- **Task brief**:
Check each line for the word "placeholder" and report how many have it. Give nothing else.
━━━ Task material ━━━
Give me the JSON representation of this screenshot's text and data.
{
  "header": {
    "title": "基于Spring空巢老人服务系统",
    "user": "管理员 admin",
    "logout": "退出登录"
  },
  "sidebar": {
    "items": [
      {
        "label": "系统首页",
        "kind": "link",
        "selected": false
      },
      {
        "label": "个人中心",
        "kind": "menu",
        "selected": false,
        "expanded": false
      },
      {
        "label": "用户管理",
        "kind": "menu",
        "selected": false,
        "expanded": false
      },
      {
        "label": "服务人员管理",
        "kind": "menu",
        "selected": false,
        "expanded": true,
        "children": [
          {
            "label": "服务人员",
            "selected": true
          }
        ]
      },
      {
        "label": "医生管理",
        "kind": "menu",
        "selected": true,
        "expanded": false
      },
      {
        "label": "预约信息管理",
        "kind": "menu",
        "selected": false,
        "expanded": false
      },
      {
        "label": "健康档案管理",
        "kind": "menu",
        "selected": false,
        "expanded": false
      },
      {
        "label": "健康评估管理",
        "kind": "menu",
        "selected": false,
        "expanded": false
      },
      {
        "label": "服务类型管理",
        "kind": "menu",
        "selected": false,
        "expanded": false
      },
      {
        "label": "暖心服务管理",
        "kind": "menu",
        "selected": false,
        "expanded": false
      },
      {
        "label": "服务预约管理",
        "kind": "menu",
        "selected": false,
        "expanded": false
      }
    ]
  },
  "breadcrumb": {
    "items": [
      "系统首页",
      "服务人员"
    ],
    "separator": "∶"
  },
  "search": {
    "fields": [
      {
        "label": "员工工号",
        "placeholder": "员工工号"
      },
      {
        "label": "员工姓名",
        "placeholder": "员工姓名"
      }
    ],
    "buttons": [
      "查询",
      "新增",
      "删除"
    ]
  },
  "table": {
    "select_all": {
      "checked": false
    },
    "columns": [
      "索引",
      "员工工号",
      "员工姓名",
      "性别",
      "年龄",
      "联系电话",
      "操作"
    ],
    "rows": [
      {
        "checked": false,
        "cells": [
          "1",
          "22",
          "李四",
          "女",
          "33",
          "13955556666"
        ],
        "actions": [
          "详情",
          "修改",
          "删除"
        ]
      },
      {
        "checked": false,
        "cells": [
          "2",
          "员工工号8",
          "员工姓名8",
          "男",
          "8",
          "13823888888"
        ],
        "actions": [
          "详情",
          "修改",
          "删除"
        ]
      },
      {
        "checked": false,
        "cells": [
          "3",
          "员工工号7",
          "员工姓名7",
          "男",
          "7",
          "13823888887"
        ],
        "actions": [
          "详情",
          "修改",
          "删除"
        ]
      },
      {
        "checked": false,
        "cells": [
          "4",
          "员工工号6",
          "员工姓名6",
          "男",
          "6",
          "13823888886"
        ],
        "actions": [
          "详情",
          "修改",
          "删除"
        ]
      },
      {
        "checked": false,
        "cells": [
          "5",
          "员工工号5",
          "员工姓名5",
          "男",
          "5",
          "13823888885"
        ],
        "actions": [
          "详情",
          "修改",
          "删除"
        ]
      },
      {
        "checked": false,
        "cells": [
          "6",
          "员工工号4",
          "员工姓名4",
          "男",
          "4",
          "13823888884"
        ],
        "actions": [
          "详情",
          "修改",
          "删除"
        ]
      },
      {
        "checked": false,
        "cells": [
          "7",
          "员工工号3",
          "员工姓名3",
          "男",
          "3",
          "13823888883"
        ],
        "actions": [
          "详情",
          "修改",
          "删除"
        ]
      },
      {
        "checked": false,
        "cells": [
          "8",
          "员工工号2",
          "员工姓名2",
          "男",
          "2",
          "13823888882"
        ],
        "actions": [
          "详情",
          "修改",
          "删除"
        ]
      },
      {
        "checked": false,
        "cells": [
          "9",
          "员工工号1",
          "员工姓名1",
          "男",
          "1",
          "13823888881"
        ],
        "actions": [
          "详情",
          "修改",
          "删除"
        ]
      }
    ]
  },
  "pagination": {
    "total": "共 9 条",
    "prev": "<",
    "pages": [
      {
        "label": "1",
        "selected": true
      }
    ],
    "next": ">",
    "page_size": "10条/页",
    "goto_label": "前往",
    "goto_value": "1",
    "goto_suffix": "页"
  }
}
━━━
- **Task solution**:
2